▸ Exercise prompt: Copy the lines of the listing below verbatim, from the line with "- new-grade-cell: [114, 100, 222, 131]" up to and including the line with "- header-dept: 소속(직위): [7, 1422, 115, 1443]".

▸ Records to use:
-- begin --
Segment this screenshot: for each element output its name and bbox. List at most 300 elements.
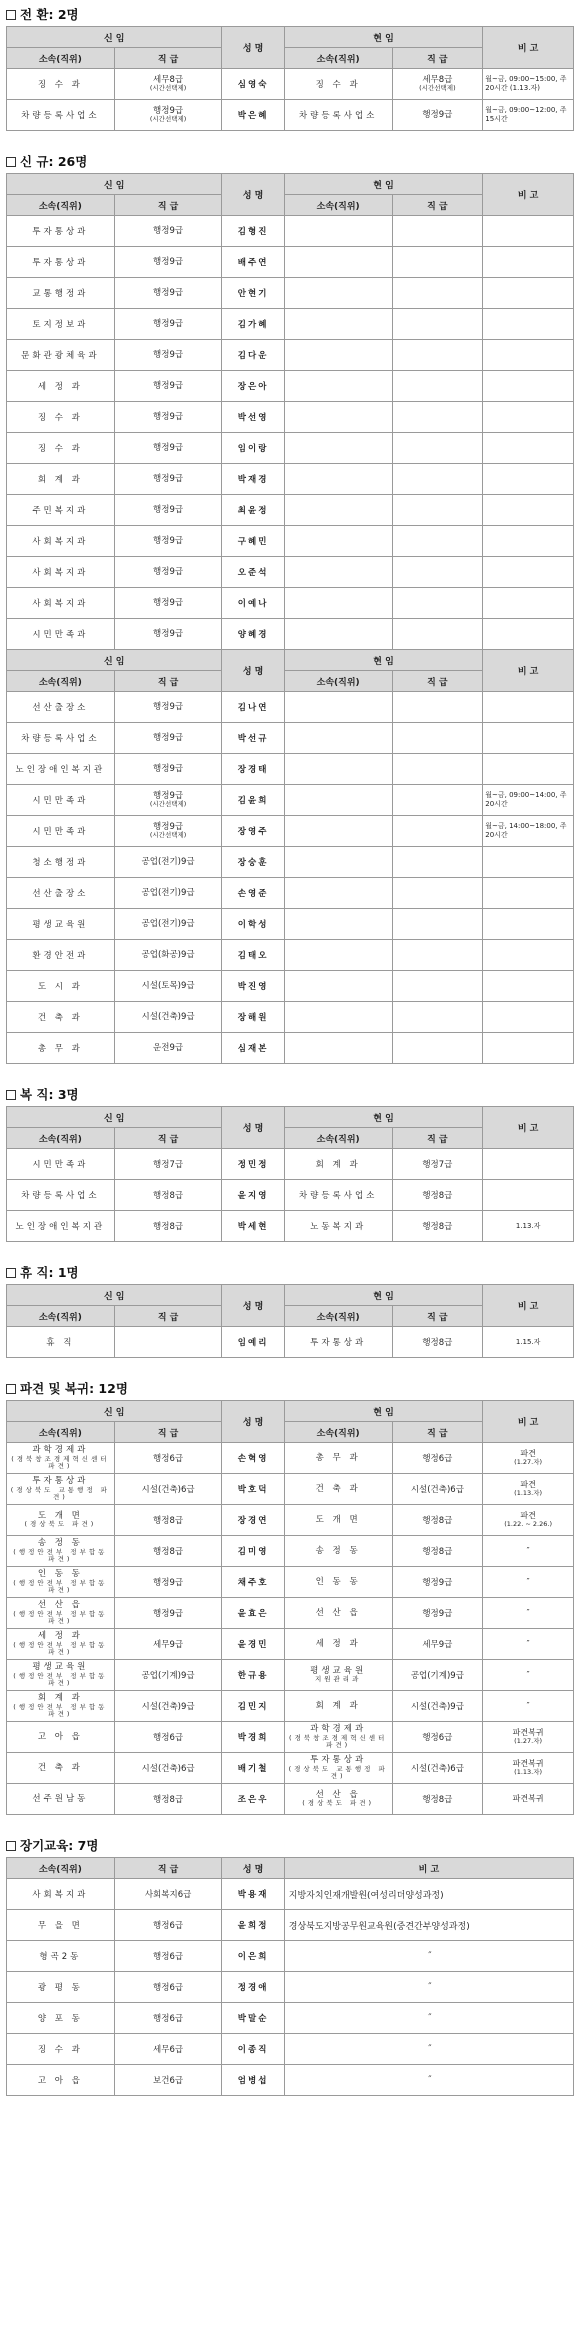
- new-grade-cell: [114, 100, 222, 131]
- header-note: 비 고: [483, 174, 574, 216]
- note-cell: ″: [284, 1972, 573, 2003]
- cur-dept-cell: [284, 1002, 392, 1033]
- new-grade-cell-text: 시설(토목)9급: [141, 980, 195, 991]
- header-dept: 소속(직위): [7, 1422, 115, 1443]
- note-cell: 월~금, 09:00~12:00, 주15시간: [483, 100, 574, 131]
- new-dept-cell: 차량등록사업소: [7, 723, 115, 754]
- note-cell-text: ″: [526, 1608, 530, 1618]
- new-dept-cell-sub: (경북창조경제혁신센터 파견): [11, 1454, 110, 1471]
- note-cell-sub: (1.22. ~ 2.26.): [504, 1520, 552, 1529]
- header-current: 현 임: [284, 650, 482, 671]
- new-grade-cell-sub: (시간선택제): [149, 800, 187, 809]
- new-grade-cell: [114, 619, 222, 650]
- note-cell: [483, 371, 574, 402]
- cur-grade-cell: 시설(건축)6급: [392, 1474, 483, 1505]
- header-grade: 직 급: [392, 48, 483, 69]
- note-cell: [483, 216, 574, 247]
- note-cell: [483, 1722, 574, 1753]
- new-grade-cell: [114, 785, 222, 816]
- new-dept-cell: 징 수 과: [7, 402, 115, 433]
- note-cell: [483, 754, 574, 785]
- new-dept-cell: [7, 1753, 115, 1784]
- cur-dept-cell-text: 선 산 읍: [315, 1607, 361, 1618]
- new-dept-cell: 사회복지과: [7, 526, 115, 557]
- new-dept-cell-sub: (행정안전부 정부합동 파견): [13, 1702, 108, 1719]
- header-grade: 직 급: [114, 48, 222, 69]
- table-row: [7, 1691, 574, 1722]
- new-dept-cell-text: 투자통상과: [32, 1476, 89, 1487]
- table-row: [7, 847, 574, 878]
- header-grade: 직 급: [392, 1422, 483, 1443]
- new-dept-cell: 투자통상과: [7, 247, 115, 278]
- note-cell-text: 파견: [520, 1480, 536, 1490]
- table-row: [7, 588, 574, 619]
- new-grade-cell: [114, 216, 222, 247]
- header-grade: 직 급: [392, 195, 483, 216]
- name-cell: 조은우: [222, 1784, 284, 1815]
- header-note: 비 고: [483, 650, 574, 692]
- new-grade-cell: [114, 371, 222, 402]
- new-grade-cell: [114, 1002, 222, 1033]
- name-cell: 이학성: [222, 909, 284, 940]
- new-grade-cell-text: 행정9급: [153, 380, 184, 391]
- name-cell: 김미영: [222, 1536, 284, 1567]
- new-grade-cell: 시설(건축)9급: [114, 1691, 222, 1722]
- cur-grade-cell: 행정8급: [392, 1211, 483, 1242]
- table-row: [7, 754, 574, 785]
- name-cell: 김다운: [222, 340, 284, 371]
- new-grade-cell-text: 행정9급: [153, 732, 184, 743]
- note-cell: [483, 847, 574, 878]
- table-row: [7, 971, 574, 1002]
- section-training: [6, 1835, 574, 2096]
- table-row: [7, 1941, 574, 1972]
- cur-grade-cell: [392, 723, 483, 754]
- note-cell: [483, 340, 574, 371]
- cur-grade-cell-sub: (시간선택제): [419, 84, 456, 93]
- new-dept-cell-text: 송 정 동: [37, 1538, 83, 1549]
- table-row: [7, 278, 574, 309]
- new-dept-cell: [7, 1598, 115, 1629]
- cur-dept-cell: [284, 940, 392, 971]
- cur-grade-cell: [392, 971, 483, 1002]
- new-dept-cell-sub: (행정안전부 정부합동 파견): [13, 1671, 108, 1688]
- note-cell: [483, 309, 574, 340]
- cur-dept-cell-text: 투자통상과: [310, 1755, 367, 1766]
- note-cell-text: ″: [526, 1670, 530, 1680]
- cur-grade-cell: 행정9급: [392, 1567, 483, 1598]
- note-cell: 월~금, 14:00~18:00, 주20시간: [483, 816, 574, 847]
- header-dept: 소속(직위): [284, 48, 392, 69]
- new-grade-cell-text: 공업(전기)9급: [141, 856, 195, 867]
- note-cell: 월~금, 09:00~15:00, 주20시간 (1.13.자): [483, 69, 574, 100]
- cur-dept-cell: [284, 216, 392, 247]
- new-dept-cell: 선산출장소: [7, 878, 115, 909]
- note-cell: [483, 619, 574, 650]
- name-cell: 박선영: [222, 402, 284, 433]
- table-row: [7, 1002, 574, 1033]
- dept-cell: 광 평 동: [7, 1972, 115, 2003]
- name-cell: 이예나: [222, 588, 284, 619]
- cur-dept-cell-sub: (경북창조경제혁신센터 파견): [288, 1733, 388, 1750]
- new-dept-cell: 차량등록사업소: [7, 1180, 115, 1211]
- cur-dept-cell: [284, 247, 392, 278]
- table-row: [7, 619, 574, 650]
- cur-dept-cell: 징 수 과: [284, 69, 392, 100]
- new-grade-cell: [114, 433, 222, 464]
- name-cell: 박호덕: [222, 1474, 284, 1505]
- cur-grade-cell: [392, 847, 483, 878]
- table-row: [7, 216, 574, 247]
- name-cell: 윤지영: [222, 1180, 284, 1211]
- note-cell-text: 파견: [520, 1511, 536, 1521]
- cur-dept-cell-text: 선 산 읍: [315, 1790, 361, 1801]
- header-name: 성 명: [222, 1107, 284, 1149]
- table-row: [7, 69, 574, 100]
- checkbox-square-icon: [6, 1268, 16, 1278]
- table-row: [7, 1149, 574, 1180]
- new-dept-cell: [7, 1474, 115, 1505]
- new-dept-cell: 사회복지과: [7, 588, 115, 619]
- name-cell: 정경애: [222, 1972, 284, 2003]
- new-dept-cell: [7, 1536, 115, 1567]
- table-row: [7, 1910, 574, 1941]
- new-grade-cell: [114, 878, 222, 909]
- cur-dept-cell: [284, 495, 392, 526]
- header-name: 성 명: [222, 1858, 284, 1879]
- new-dept-cell: 시민만족과: [7, 1149, 115, 1180]
- header-name: 성 명: [222, 650, 284, 692]
- name-cell: 박진영: [222, 971, 284, 1002]
- section-transfer: [6, 4, 574, 131]
- new-dept-cell: 교통행정과: [7, 278, 115, 309]
- new-dept-cell: 건 축 과: [7, 1002, 115, 1033]
- table-row: [7, 1327, 574, 1358]
- cur-dept-cell-sub: (경상북도 파견): [302, 1799, 375, 1808]
- new-grade-cell-text: 행정9급: [153, 411, 184, 422]
- cur-dept-cell-text: 도 개 면: [315, 1514, 361, 1525]
- header-name: 성 명: [222, 1285, 284, 1327]
- cur-grade-cell: 행정9급: [392, 1598, 483, 1629]
- cur-grade-cell: 시설(건축)6급: [392, 1753, 483, 1784]
- new-grade-cell: 시설(건축)6급: [114, 1474, 222, 1505]
- new-dept-cell: [7, 1691, 115, 1722]
- cur-grade-cell: [392, 495, 483, 526]
- name-cell: 장해원: [222, 1002, 284, 1033]
- new-grade-cell-text: 행정9급: [153, 504, 184, 515]
- note-cell: [483, 495, 574, 526]
- new-grade-cell: [114, 1327, 222, 1358]
- new-grade-cell: [114, 847, 222, 878]
- new-dept-cell: 토지정보과: [7, 309, 115, 340]
- new-dept-cell: 문화관광체육과: [7, 340, 115, 371]
- header-grade: 직 급: [114, 1422, 222, 1443]
- cur-grade-cell: [392, 909, 483, 940]
- new-dept-cell: 도 시 과: [7, 971, 115, 1002]
- section-leave: [6, 1262, 574, 1358]
- dispatch-table: [6, 1400, 574, 1815]
- new-dept-cell: [7, 1629, 115, 1660]
- table-row: [7, 2034, 574, 2065]
- new-grade-cell: 행정8급: [114, 1536, 222, 1567]
- note-cell: [483, 1598, 574, 1629]
- cur-dept-cell: [284, 1443, 392, 1474]
- cur-dept-cell: [284, 1567, 392, 1598]
- cur-grade-cell: [392, 371, 483, 402]
- training-table: [6, 1857, 574, 2096]
- cur-grade-cell: [392, 1002, 483, 1033]
- new-grade-cell: 행정7급: [114, 1149, 222, 1180]
- note-cell: [483, 278, 574, 309]
- name-cell: 심재본: [222, 1033, 284, 1064]
- cur-dept-cell: [284, 1474, 392, 1505]
- cur-grade-cell: [392, 785, 483, 816]
- note-cell-text: ″: [526, 1577, 530, 1587]
- cur-dept-cell: [284, 909, 392, 940]
- new-grade-cell: 행정9급: [114, 1598, 222, 1629]
- grade-cell: 사회복지6급: [114, 1879, 222, 1910]
- header-dept: 소속(직위): [284, 671, 392, 692]
- header-dept: 소속(직위): [7, 671, 115, 692]
- cur-grade-cell: [392, 878, 483, 909]
- cur-grade-cell: 행정6급: [392, 1443, 483, 1474]
- cur-grade-cell: 행정8급: [392, 1180, 483, 1211]
- new-dept-cell: 사회복지과: [7, 557, 115, 588]
- table-row: [7, 2003, 574, 2034]
- name-cell: 장은아: [222, 371, 284, 402]
- new-grade-cell: [114, 309, 222, 340]
- section-title: 전 환: 2명: [6, 4, 574, 26]
- new-grade-cell-text: 행정9급: [153, 791, 184, 802]
- name-cell: 엄병섭: [222, 2065, 284, 2096]
- note-cell: 월~금, 09:00~14:00, 주20시간: [483, 785, 574, 816]
- cur-dept-cell: [284, 1784, 392, 1815]
- name-cell: 배주연: [222, 247, 284, 278]
- note-cell: [483, 1443, 574, 1474]
- new-dept-cell: 노인장애인복지관: [7, 754, 115, 785]
- cur-dept-cell: [284, 1033, 392, 1064]
- dept-cell: 사회복지과: [7, 1879, 115, 1910]
- dept-cell: 무 을 면: [7, 1910, 115, 1941]
- table-row: [7, 816, 574, 847]
- name-cell: 김윤희: [222, 785, 284, 816]
- table-row: [7, 1505, 574, 1536]
- cur-grade-cell: [392, 940, 483, 971]
- new-grade-cell-text: 공업(화공)9급: [141, 949, 195, 960]
- new-dept-cell: 노인장애인복지관: [7, 1211, 115, 1242]
- table-row: [7, 723, 574, 754]
- cur-grade-cell: [392, 557, 483, 588]
- cur-dept-cell: [284, 1753, 392, 1784]
- cur-dept-cell-sub: 지원관리과: [314, 1675, 362, 1684]
- header-new: 신 임: [7, 174, 222, 195]
- new-grade-cell: [114, 526, 222, 557]
- cur-grade-cell: [392, 247, 483, 278]
- header-dept: 소속(직위): [7, 1306, 115, 1327]
- note-cell: [483, 878, 574, 909]
- note-cell: [483, 723, 574, 754]
- newhire-table: [6, 173, 574, 1064]
- table-row: [7, 1879, 574, 1910]
- cur-dept-cell: [284, 278, 392, 309]
- new-dept-cell-text: 과학경제과: [32, 1445, 89, 1456]
- new-dept-cell: 회 계 과: [7, 464, 115, 495]
- name-cell: 이종직: [222, 2034, 284, 2065]
- cur-dept-cell: [284, 754, 392, 785]
- note-cell: [483, 909, 574, 940]
- header-note: 비 고: [483, 1285, 574, 1327]
- note-cell: [483, 433, 574, 464]
- name-cell: 김태오: [222, 940, 284, 971]
- table-row: [7, 247, 574, 278]
- note-cell: ″: [284, 2003, 573, 2034]
- note-cell: [483, 971, 574, 1002]
- cur-dept-cell-text: 과학경제과: [310, 1724, 367, 1735]
- header-current: 현 임: [284, 1401, 482, 1422]
- new-grade-cell-text: 공업(전기)9급: [141, 887, 195, 898]
- header-grade: 직 급: [114, 1128, 222, 1149]
- header-grade: 직 급: [392, 1306, 483, 1327]
- cur-dept-cell-text: 인 동 동: [315, 1576, 361, 1587]
- name-cell: 심영숙: [222, 69, 284, 100]
- cur-dept-cell-text: 세 정 과: [315, 1638, 361, 1649]
- new-grade-cell-text: 행정9급: [153, 225, 184, 236]
- note-cell-text: ″: [526, 1701, 530, 1711]
- reinstate-table: [6, 1106, 574, 1242]
- header-dept: 소속(직위): [284, 1422, 392, 1443]
- header-note: 비 고: [284, 1858, 573, 1879]
- header-dept: 소속(직위): [7, 1128, 115, 1149]
- section-title: 복 직: 3명: [6, 1084, 574, 1106]
- name-cell: 박선규: [222, 723, 284, 754]
- section-newhire: [6, 151, 574, 1064]
- new-grade-cell: [114, 723, 222, 754]
- cur-dept-cell: 차량등록사업소: [284, 1180, 392, 1211]
- dept-cell: 징 수 과: [7, 2034, 115, 2065]
- table-row: [7, 309, 574, 340]
- new-grade-cell: 행정8급: [114, 1180, 222, 1211]
- cur-dept-cell: 투자통상과: [284, 1327, 392, 1358]
- section-title: 장기교육: 7명: [6, 1835, 574, 1857]
- header-name: 성 명: [222, 1401, 284, 1443]
- cur-dept-cell: [284, 309, 392, 340]
- new-grade-cell-text: 공업(전기)9급: [141, 918, 195, 929]
- note-cell-sub: (1.13.자): [514, 1489, 543, 1498]
- cur-grade-cell: [392, 69, 483, 100]
- table-row: [7, 1180, 574, 1211]
- name-cell: 김가혜: [222, 309, 284, 340]
- cur-grade-cell: [392, 464, 483, 495]
- cur-grade-cell: 행정8급: [392, 1505, 483, 1536]
- new-dept-cell-sub: (경상북도 파견): [24, 1520, 97, 1529]
- cur-dept-cell: 차량등록사업소: [284, 100, 392, 131]
- new-grade-cell: [114, 588, 222, 619]
- name-cell: 양혜경: [222, 619, 284, 650]
- new-dept-cell: 주민복지과: [7, 495, 115, 526]
- header-new: 신 임: [7, 650, 222, 671]
- header-grade: 직 급: [392, 671, 483, 692]
- note-cell: 지방자치인재개발원(여성리더양성과정): [284, 1879, 573, 1910]
- header-note: 비 고: [483, 1401, 574, 1443]
- table-row: [7, 1474, 574, 1505]
- new-grade-cell: 공업(기계)9급: [114, 1660, 222, 1691]
- cur-dept-cell: [284, 526, 392, 557]
- cur-dept-cell: [284, 433, 392, 464]
- cur-dept-cell: [284, 723, 392, 754]
- note-cell: ″: [284, 2065, 573, 2096]
- checkbox-square-icon: [6, 10, 16, 20]
- note-cell: 1.15.자: [483, 1327, 574, 1358]
- cur-dept-cell-text: 송 정 동: [315, 1545, 361, 1556]
- grade-cell: 세무6급: [114, 2034, 222, 2065]
- table-row: [7, 464, 574, 495]
- note-cell: [483, 1180, 574, 1211]
- cur-dept-cell: [284, 1629, 392, 1660]
- cur-grade-cell-text: 행정9급: [422, 109, 453, 120]
- note-cell: [483, 557, 574, 588]
- header-grade: 직 급: [114, 671, 222, 692]
- name-cell: 임예리: [222, 1327, 284, 1358]
- new-grade-cell: [114, 909, 222, 940]
- new-dept-cell-text: 회 계 과: [37, 1693, 83, 1704]
- new-dept-cell: [7, 1784, 115, 1815]
- new-dept-cell-text: 고 아 읍: [37, 1731, 83, 1742]
- header-dept: 소속(직위): [284, 1128, 392, 1149]
- new-grade-cell-sub: (시간선택제): [149, 84, 187, 93]
- name-cell: 최윤정: [222, 495, 284, 526]
- cur-grade-cell: [392, 526, 483, 557]
- name-cell: 박경희: [222, 1722, 284, 1753]
- cur-dept-cell: [284, 340, 392, 371]
- new-dept-cell-text: 평생교육원: [32, 1662, 89, 1673]
- name-cell: 한규용: [222, 1660, 284, 1691]
- name-cell: 장경연: [222, 1505, 284, 1536]
- table-row: [7, 1784, 574, 1815]
- cur-dept-cell: [284, 588, 392, 619]
- table-row: [7, 557, 574, 588]
- note-cell: [483, 588, 574, 619]
- leave-table: [6, 1284, 574, 1358]
- cur-dept-cell: [284, 785, 392, 816]
- cur-grade-cell: [392, 278, 483, 309]
- cur-dept-cell: [284, 1536, 392, 1567]
- new-grade-cell: 행정9급: [114, 1567, 222, 1598]
- new-grade-cell: 행정8급: [114, 1784, 222, 1815]
- header-grade: 직 급: [114, 1306, 222, 1327]
- cur-grade-cell: [392, 619, 483, 650]
- new-dept-cell: 차량등록사업소: [7, 100, 115, 131]
- cur-grade-cell: [392, 100, 483, 131]
- new-grade-cell-text: 세무8급: [153, 75, 184, 86]
- table-row: [7, 1660, 574, 1691]
- new-dept-cell: 시민만족과: [7, 816, 115, 847]
- new-dept-cell-text: 건 축 과: [37, 1762, 83, 1773]
- new-grade-cell: [114, 816, 222, 847]
- dept-cell: 고 아 읍: [7, 2065, 115, 2096]
- cur-grade-cell-text: 세무8급: [422, 75, 453, 86]
- cur-dept-cell: [284, 971, 392, 1002]
- table-row: [7, 433, 574, 464]
- table-row: [7, 1536, 574, 1567]
- name-cell: 윤효은: [222, 1598, 284, 1629]
- cur-grade-cell: [392, 216, 483, 247]
- cur-dept-cell: [284, 847, 392, 878]
- cur-grade-cell: 행정8급: [392, 1327, 483, 1358]
- new-grade-cell: [114, 495, 222, 526]
- header-current: 현 임: [284, 174, 482, 195]
- section-title: 휴 직: 1명: [6, 1262, 574, 1284]
- new-grade-cell-sub: (시간선택제): [149, 831, 187, 840]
-- end --
▸ Answer to this exercise:
- new-grade-cell: [114, 100, 222, 131]
- header-note: 비 고: [483, 174, 574, 216]
- note-cell: ″: [284, 1972, 573, 2003]
- cur-dept-cell: [284, 1002, 392, 1033]
- new-grade-cell-text: 시설(토목)9급: [141, 980, 195, 991]
- header-dept: 소속(직위): [7, 1422, 115, 1443]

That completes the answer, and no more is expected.